[EXERCISE OBJECTIVE] Extract from the listing each line in which the word "пищевые" appears.

=====

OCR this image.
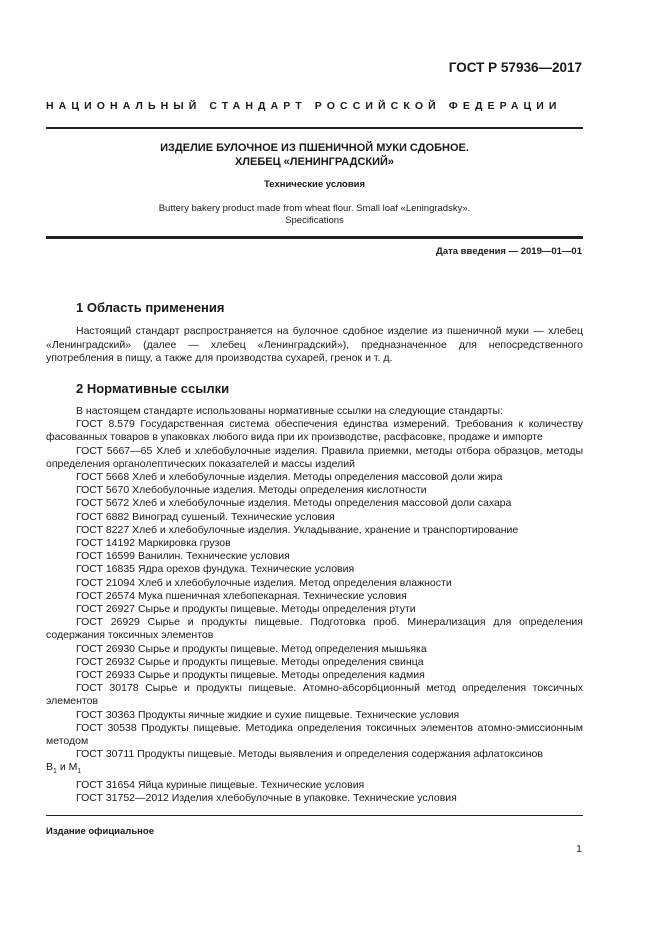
ГОСТ Р 57936—2017
НАЦИОНАЛЬНЫЙ СТАНДАРТ РОССИЙСКОЙ ФЕДЕРАЦИИ
ИЗДЕЛИЕ БУЛОЧНОЕ ИЗ ПШЕНИЧНОЙ МУКИ СДОБНОЕ.
ХЛЕБЕЦ «ЛЕНИНГРАДСКИЙ»
Технические условия
Buttery bakery product made from wheat flour. Small loaf «Leningradsky».
Specifications
Дата введения — 2019—01—01
1 Область применения
Настоящий стандарт распространяется на булочное сдобное изделие из пшеничной муки — хлебец «Ленинградский» (далее — хлебец «Ленинградский»), предназначенное для непосредственного употребления в пищу, а также для производства сухарей, гренок и т. д.
2 Нормативные ссылки
В настоящем стандарте использованы нормативные ссылки на следующие стандарты:
ГОСТ 8.579 Государственная система обеспечения единства измерений. Требования к количеству фасованных товаров в упаковках любого вида при их производстве, расфасовке, продаже и импорте
ГОСТ 5667—65 Хлеб и хлебобулочные изделия. Правила приемки, методы отбора образцов, методы определения органолептических показателей и массы изделий
ГОСТ 5668 Хлеб и хлебобулочные изделия. Методы определения массовой доли жира
ГОСТ 5670 Хлебобулочные изделия. Методы определения кислотности
ГОСТ 5672 Хлеб и хлебобулочные изделия. Методы определения массовой доли сахара
ГОСТ 6882 Виноград сушеный. Технические условия
ГОСТ 8227 Хлеб и хлебобулочные изделия. Укладывание, хранение и транспортирование
ГОСТ 14192 Маркировка грузов
ГОСТ 16599 Ванилин. Технические условия
ГОСТ 16835 Ядра орехов фундука. Технические условия
ГОСТ 21094 Хлеб и хлебобулочные изделия. Метод определения влажности
ГОСТ 26574 Мука пшеничная хлебопекарная. Технические условия
ГОСТ 26927 Сырье и продукты пищевые. Методы определения ртути
ГОСТ 26929 Сырье и продукты пищевые. Подготовка проб. Минерализация для определения содержания токсичных элементов
ГОСТ 26930 Сырье и продукты пищевые. Метод определения мышьяка
ГОСТ 26932 Сырье и продукты пищевые. Методы определения свинца
ГОСТ 26933 Сырье и продукты пищевые. Методы определения кадмия
ГОСТ 30178 Сырье и продукты пищевые. Атомно-абсорбционный метод определения токсичных элементов
ГОСТ 30363 Продукты яичные жидкие и сухие пищевые. Технические условия
ГОСТ 30538 Продукты пищевые. Методика определения токсичных элементов атомно-эмиссионным методом
ГОСТ 30711 Продукты пищевые. Методы выявления и определения содержания афлатоксинов
$В_1$ и $М_1$
ГОСТ 31654 Яйца куриные пищевые. Технические условия
ГОСТ 31752—2012 Изделия хлебобулочные в упаковке. Технические условия
Издание официальное
1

=====

[WORKED ANSWER]
ГОСТ 26927 Сырье и продукты пищевые. Методы определения ртути
ГОСТ 26929 Сырье и продукты пищевые. Подготовка проб. Минерализация для определения содержания токсичных элементов
ГОСТ 26930 Сырье и продукты пищевые. Метод определения мышьяка
ГОСТ 26932 Сырье и продукты пищевые. Методы определения свинца
ГОСТ 26933 Сырье и продукты пищевые. Методы определения кадмия
ГОСТ 30178 Сырье и продукты пищевые. Атомно-абсорбционный метод определения токсичных элементов
ГОСТ 30363 Продукты яичные жидкие и сухие пищевые. Технические условия
ГОСТ 30538 Продукты пищевые. Методика определения токсичных элементов атомно-эмиссионным методом
ГОСТ 30711 Продукты пищевые. Методы выявления и определения содержания афлатоксинов
ГОСТ 31654 Яйца куриные пищевые. Технические условия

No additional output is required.